Methods and systems for controlling interferometric modulators of reflective display devices
Abstract
The current disclosure is directed to systems and methods that process standard video signal data and that control a reflective display panel to brightly display videos and images in colors selected from a broad range of colors. In certain implementations, an input video/image signal is first transformed from a RGB encoding to an encoding based on a new color system that encodes colors using spectral, black, and white components. The reflective display panel includes an array of pixels, with each pixel comprising one or more self-parallelizing interferometric modulators (“SPIMs”). Each SPIM contains a plurality of electrodes disposed on a bottom plate, a fixed top plate, and a movable plate separated by a cavity. Appropriate voltages are applied to the electrodes to vary the cavity depth of the SPIM in order for the SPIM to reflect a color of a particular wavelength or to appear black or white.
Claims
exact text as granted — not AI-modified1 . A system for controlling interferometric modulators of reflective display devices to display information, the system comprising:
a display that includes an array of pixels, each pixel comprising one or more self-parallelizing interferometric modulators; and a control unit that
receives a color encoding of a first type for each pixel,
transforms the color encoding of the first type to a color encoding of a second type that specifies spectral, black, and white components of a target color, and
controls each pixel to display the target color encoded by the color encoding of the second type corresponding to the pixel.

____

• Request 1: In the disclosure on interferometric modulators, what does each SPIM contain?
The text and the records have no connection to each other.

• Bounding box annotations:
____

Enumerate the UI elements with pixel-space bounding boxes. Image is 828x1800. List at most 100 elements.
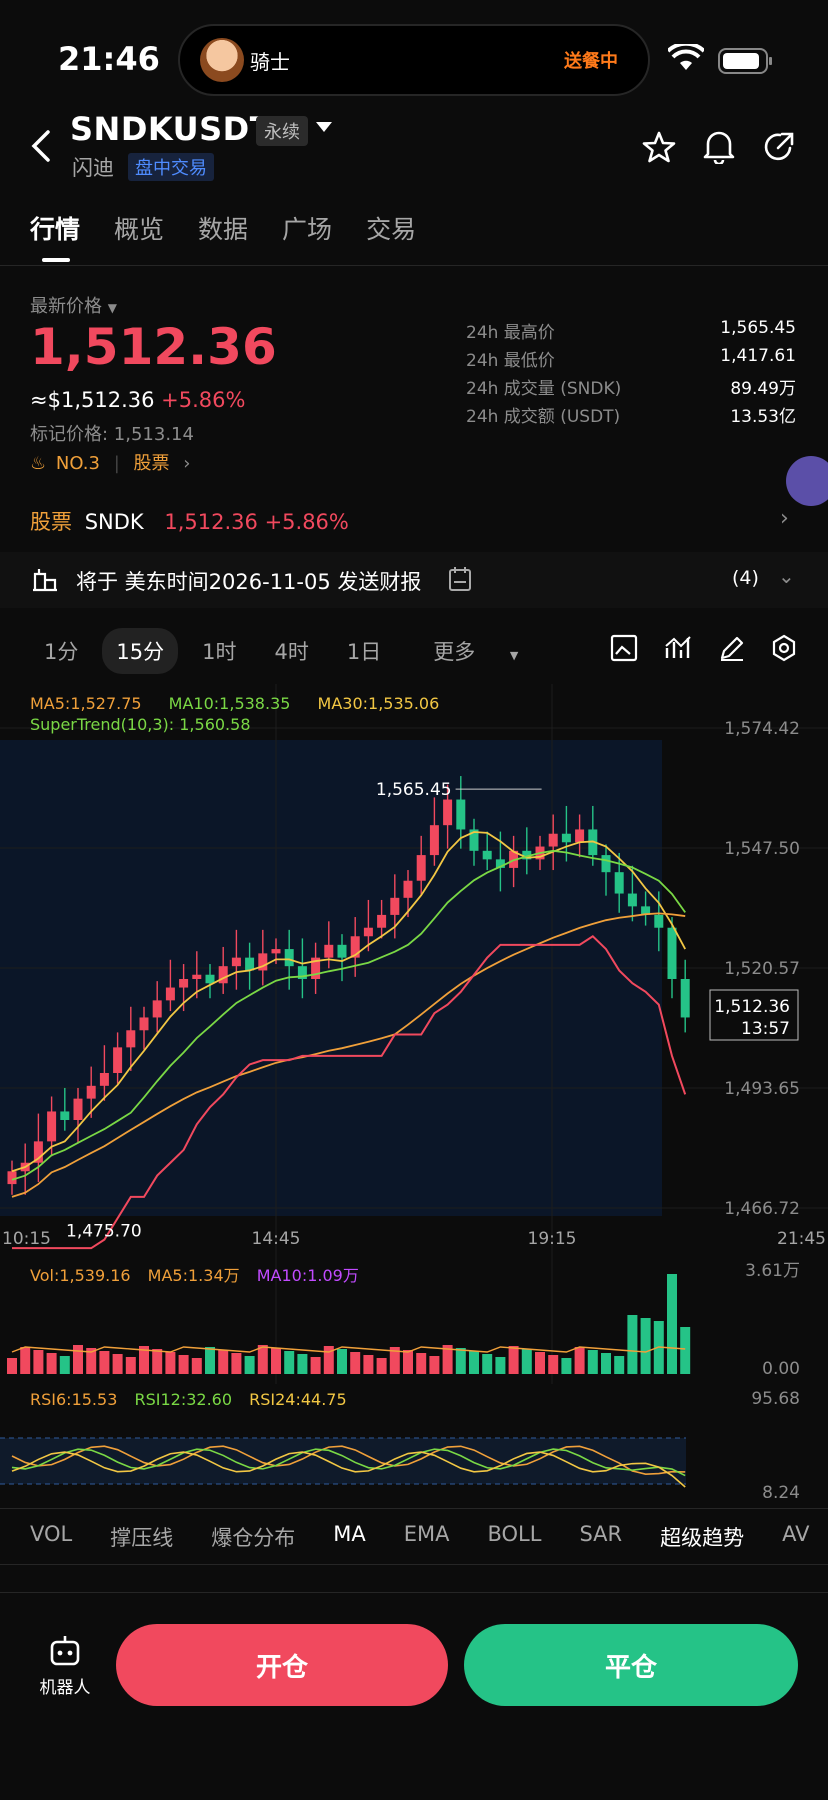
volume-bar xyxy=(284,1351,295,1374)
chevron-down-icon[interactable]: ⌄ xyxy=(778,564,795,588)
interval-1h[interactable]: 1时 xyxy=(188,628,250,674)
ma10-label: MA10:1,538.35 xyxy=(168,694,291,713)
star-icon[interactable] xyxy=(642,130,676,164)
candle-body xyxy=(363,927,373,937)
volume-bar xyxy=(152,1349,163,1374)
volume-bar xyxy=(218,1350,229,1374)
island-user: 骑士 xyxy=(250,50,290,74)
tab-square[interactable]: 广场 xyxy=(282,210,332,246)
bell-icon[interactable] xyxy=(702,128,736,164)
stats-panel: 24h 最高价 1,565.45 24h 最低价 1,417.61 24h 成交量 … xyxy=(466,318,796,430)
rsi6-label: RSI6:15.53 xyxy=(30,1390,118,1409)
back-icon[interactable] xyxy=(30,128,54,164)
candle-body xyxy=(113,1047,123,1073)
interval-1m[interactable]: 1分 xyxy=(30,628,92,674)
tab-data[interactable]: 数据 xyxy=(198,210,248,246)
last-price: 1,512.36 xyxy=(30,318,277,376)
candle-body xyxy=(416,855,426,881)
stat-label: 24h 最低价 xyxy=(466,351,555,371)
candle-body xyxy=(614,872,624,894)
symbol-title[interactable]: SNDKUSDT xyxy=(70,110,272,148)
vol-ma5-label: MA5:1.34万 xyxy=(147,1266,240,1285)
main-tabs: 行情 概览 数据 广场 交易 xyxy=(30,210,416,262)
time-tick-label: 10:15 xyxy=(2,1229,51,1249)
current-price-label: 1,512.36 xyxy=(714,997,790,1017)
vol-ma10-label: MA10:1.09万 xyxy=(256,1266,359,1285)
price-chart[interactable]: 1,574.42 1,547.50 1,520.57 1,493.65 1,466.72… xyxy=(0,684,828,1504)
ind-boll[interactable]: BOLL xyxy=(487,1522,541,1552)
volume-bar xyxy=(601,1353,611,1374)
rsi-tick-label: 95.68 xyxy=(751,1389,800,1409)
robot-button[interactable]: 机器人 xyxy=(36,1634,94,1698)
usd-price-row: ≈$1,512.36 +5.86% xyxy=(30,388,245,412)
contract-badge: 永续 xyxy=(256,116,308,146)
candle-body xyxy=(165,987,175,1001)
tab-trade[interactable]: 交易 xyxy=(366,210,416,246)
volume-bar xyxy=(165,1352,176,1374)
divider xyxy=(0,1508,828,1509)
rank-row[interactable]: ♨ NO.3 | 股票 › xyxy=(30,449,190,475)
volume-bar xyxy=(73,1345,83,1374)
usd-price: ≈$1,512.36 xyxy=(30,388,155,412)
image-icon[interactable] xyxy=(610,634,638,662)
ind-support[interactable]: 撑压线 xyxy=(110,1522,173,1552)
ind-ma[interactable]: MA xyxy=(333,1522,365,1552)
rsi-legend: RSI6:15.53 RSI12:32.60 RSI24:44.75 xyxy=(30,1390,347,1409)
candle-body xyxy=(99,1073,109,1086)
settings-icon[interactable] xyxy=(770,634,798,662)
candle-body xyxy=(667,927,677,979)
volume-bar xyxy=(271,1348,281,1374)
earnings-text: 将于 美东时间2026-11-05 发送财报 xyxy=(76,570,422,594)
ma30-label: MA30:1,535.06 xyxy=(317,694,440,713)
price-tick-label: 1,493.65 xyxy=(724,1079,800,1099)
candle-body xyxy=(575,829,585,843)
dynamic-island[interactable]: 骑士 送餐中 xyxy=(178,24,650,96)
close-position-button[interactable]: 平仓 xyxy=(464,1624,798,1706)
ind-supertrend[interactable]: 超级趋势 xyxy=(660,1522,744,1552)
floating-assistant-button[interactable] xyxy=(786,456,828,506)
calendar-icon xyxy=(449,567,471,591)
divider xyxy=(0,1592,828,1593)
volume-bar xyxy=(99,1351,110,1374)
candle-body xyxy=(627,893,637,907)
rsi24-label: RSI24:44.75 xyxy=(249,1390,347,1409)
earnings-banner[interactable]: 将于 美东时间2026-11-05 发送财报 (4) ⌄ xyxy=(0,552,828,608)
volume-bar xyxy=(205,1347,215,1374)
open-position-button[interactable]: 开仓 xyxy=(116,1624,448,1706)
rsi-tick-label: 8.24 xyxy=(762,1483,800,1503)
chevron-right-icon[interactable]: › xyxy=(780,506,789,531)
volume-bar xyxy=(614,1356,625,1374)
volume-bar xyxy=(125,1357,136,1374)
interval-15m[interactable]: 15分 xyxy=(102,628,179,674)
ind-liquidation[interactable]: 爆仓分布 xyxy=(211,1522,295,1552)
candle-body xyxy=(86,1085,96,1099)
candle-body xyxy=(73,1098,83,1120)
price-type-selector[interactable]: 最新价格 ▼ xyxy=(30,292,117,318)
interval-more[interactable]: 更多 ▼ xyxy=(405,628,546,674)
interval-4h[interactable]: 4时 xyxy=(260,628,322,674)
ind-sar[interactable]: SAR xyxy=(579,1522,622,1552)
ind-ema[interactable]: EMA xyxy=(404,1522,450,1552)
vol-label: Vol:1,539.16 xyxy=(30,1266,131,1285)
share-icon[interactable] xyxy=(762,130,796,164)
price-tick-label: 1,520.57 xyxy=(724,959,800,979)
stock-row[interactable]: 股票 SNDK 1,512.36 +5.86% xyxy=(30,506,349,536)
interval-1d[interactable]: 1日 xyxy=(333,628,395,674)
pencil-icon[interactable] xyxy=(718,634,746,662)
volume-bar xyxy=(469,1351,479,1374)
ind-vol[interactable]: VOL xyxy=(30,1522,72,1552)
candle-body xyxy=(561,833,571,843)
indicator-tabs: VOL 撑压线 爆仓分布 MA EMA BOLL SAR 超级趋势 AV xyxy=(30,1522,810,1552)
tab-overview[interactable]: 概览 xyxy=(114,210,164,246)
tab-market[interactable]: 行情 xyxy=(30,210,80,262)
caret-down-icon[interactable] xyxy=(316,122,332,134)
robot-label: 机器人 xyxy=(39,1678,91,1698)
ind-av[interactable]: AV xyxy=(782,1522,809,1552)
price-tick-label: 1,466.72 xyxy=(724,1199,800,1219)
stat-value: 1,565.45 xyxy=(720,318,796,338)
mark-price: 标记价格: 1,513.14 xyxy=(30,424,194,445)
volume-bar xyxy=(297,1354,308,1374)
stat-value: 89.49万 xyxy=(730,379,796,399)
candle-body xyxy=(192,974,202,979)
indicator-icon[interactable] xyxy=(664,634,692,662)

____

• Request 2: In the records, write out the lines from the line with "volume-bar xyxy=(284,1351,295,1374)" to the line with "candle-body xyxy=(614,872,624,894)" again, substituting "clickable" for "interactable" and leaving everything else unchanged.

• Solution 1: A plurality of electrodes disposed on a bottom plate, a fixed top plate, and a movable plate separated by a cavity.

• Solution 2:
volume-bar xyxy=(284,1351,295,1374)
chevron-down-icon[clickable]: ⌄ xyxy=(778,564,795,588)
interval-1h[clickable]: 1时 xyxy=(188,628,250,674)
ma10-label: MA10:1,538.35 xyxy=(168,694,291,713)
star-icon[clickable] xyxy=(642,130,676,164)
candle-body xyxy=(363,927,373,937)
volume-bar xyxy=(152,1349,163,1374)
volume-bar xyxy=(218,1350,229,1374)
island-user: 骑士 xyxy=(250,50,290,74)
tab-square[clickable]: 广场 xyxy=(282,210,332,246)
bell-icon[clickable] xyxy=(702,128,736,164)
stats-panel: 24h 最高价 1,565.45 24h 最低价 1,417.61 24h 成交量 … xyxy=(466,318,796,430)
rsi6-label: RSI6:15.53 xyxy=(30,1390,118,1409)
back-icon[clickable] xyxy=(30,128,54,164)
candle-body xyxy=(113,1047,123,1073)
interval-1m[clickable]: 1分 xyxy=(30,628,92,674)
tab-data[clickable]: 数据 xyxy=(198,210,248,246)
last-price: 1,512.36 xyxy=(30,318,277,376)
candle-body xyxy=(416,855,426,881)
stat-label: 24h 最低价 xyxy=(466,351,555,371)
candle-body xyxy=(614,872,624,894)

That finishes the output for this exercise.